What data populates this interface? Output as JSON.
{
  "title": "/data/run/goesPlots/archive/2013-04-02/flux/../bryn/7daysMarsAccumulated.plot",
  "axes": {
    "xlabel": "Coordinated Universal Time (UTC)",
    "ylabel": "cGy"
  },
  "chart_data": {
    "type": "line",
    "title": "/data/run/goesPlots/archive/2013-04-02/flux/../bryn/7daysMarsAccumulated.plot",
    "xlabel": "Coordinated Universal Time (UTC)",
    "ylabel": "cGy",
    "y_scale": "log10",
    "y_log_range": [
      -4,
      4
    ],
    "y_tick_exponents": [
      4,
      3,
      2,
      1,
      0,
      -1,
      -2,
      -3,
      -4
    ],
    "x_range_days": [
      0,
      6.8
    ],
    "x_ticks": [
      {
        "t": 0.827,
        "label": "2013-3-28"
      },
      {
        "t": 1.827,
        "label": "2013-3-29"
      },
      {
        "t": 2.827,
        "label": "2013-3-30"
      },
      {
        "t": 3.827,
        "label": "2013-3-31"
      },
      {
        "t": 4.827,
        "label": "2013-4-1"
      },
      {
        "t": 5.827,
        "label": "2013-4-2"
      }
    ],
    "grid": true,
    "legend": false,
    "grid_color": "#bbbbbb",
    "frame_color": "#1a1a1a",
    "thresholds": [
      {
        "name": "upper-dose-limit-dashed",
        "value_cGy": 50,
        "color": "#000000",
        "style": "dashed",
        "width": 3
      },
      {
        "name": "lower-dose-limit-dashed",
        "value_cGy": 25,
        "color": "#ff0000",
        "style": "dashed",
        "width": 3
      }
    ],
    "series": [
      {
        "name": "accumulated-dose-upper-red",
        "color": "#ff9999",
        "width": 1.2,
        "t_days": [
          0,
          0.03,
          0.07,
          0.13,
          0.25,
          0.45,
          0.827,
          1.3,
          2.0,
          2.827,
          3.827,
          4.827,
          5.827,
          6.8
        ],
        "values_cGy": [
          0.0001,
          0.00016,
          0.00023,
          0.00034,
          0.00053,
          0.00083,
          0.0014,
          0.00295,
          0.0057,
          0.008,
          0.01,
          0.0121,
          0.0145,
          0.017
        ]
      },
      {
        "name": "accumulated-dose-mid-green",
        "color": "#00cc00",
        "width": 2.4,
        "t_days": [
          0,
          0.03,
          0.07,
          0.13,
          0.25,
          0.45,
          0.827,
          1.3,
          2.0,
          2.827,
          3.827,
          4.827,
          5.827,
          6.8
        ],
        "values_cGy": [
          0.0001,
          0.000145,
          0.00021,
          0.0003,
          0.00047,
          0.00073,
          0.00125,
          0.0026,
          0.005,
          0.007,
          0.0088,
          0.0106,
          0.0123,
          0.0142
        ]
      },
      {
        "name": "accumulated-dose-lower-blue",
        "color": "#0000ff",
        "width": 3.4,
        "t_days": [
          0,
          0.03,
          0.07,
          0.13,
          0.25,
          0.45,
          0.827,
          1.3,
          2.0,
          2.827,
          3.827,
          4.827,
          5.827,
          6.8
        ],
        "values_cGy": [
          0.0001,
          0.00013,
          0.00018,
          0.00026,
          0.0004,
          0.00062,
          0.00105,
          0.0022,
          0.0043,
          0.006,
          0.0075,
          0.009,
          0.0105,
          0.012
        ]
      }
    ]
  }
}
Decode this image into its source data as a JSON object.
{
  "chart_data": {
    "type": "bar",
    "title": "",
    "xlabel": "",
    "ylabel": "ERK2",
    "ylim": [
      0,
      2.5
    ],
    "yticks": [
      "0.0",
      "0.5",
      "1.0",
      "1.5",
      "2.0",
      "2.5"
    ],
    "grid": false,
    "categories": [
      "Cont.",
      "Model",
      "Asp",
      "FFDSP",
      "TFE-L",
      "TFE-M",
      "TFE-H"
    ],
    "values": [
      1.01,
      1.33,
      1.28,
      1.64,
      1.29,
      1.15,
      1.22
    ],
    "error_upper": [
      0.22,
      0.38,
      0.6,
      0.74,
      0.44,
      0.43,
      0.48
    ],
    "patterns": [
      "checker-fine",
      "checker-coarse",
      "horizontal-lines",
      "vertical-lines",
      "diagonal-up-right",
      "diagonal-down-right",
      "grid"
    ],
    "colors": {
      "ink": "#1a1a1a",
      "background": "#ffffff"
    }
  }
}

━━━━━━━━━━━━━━━━

▸ **What the exercise asks**:
Give only the count of lines in this material that contain the string "limit".

▸ **Solution**:
2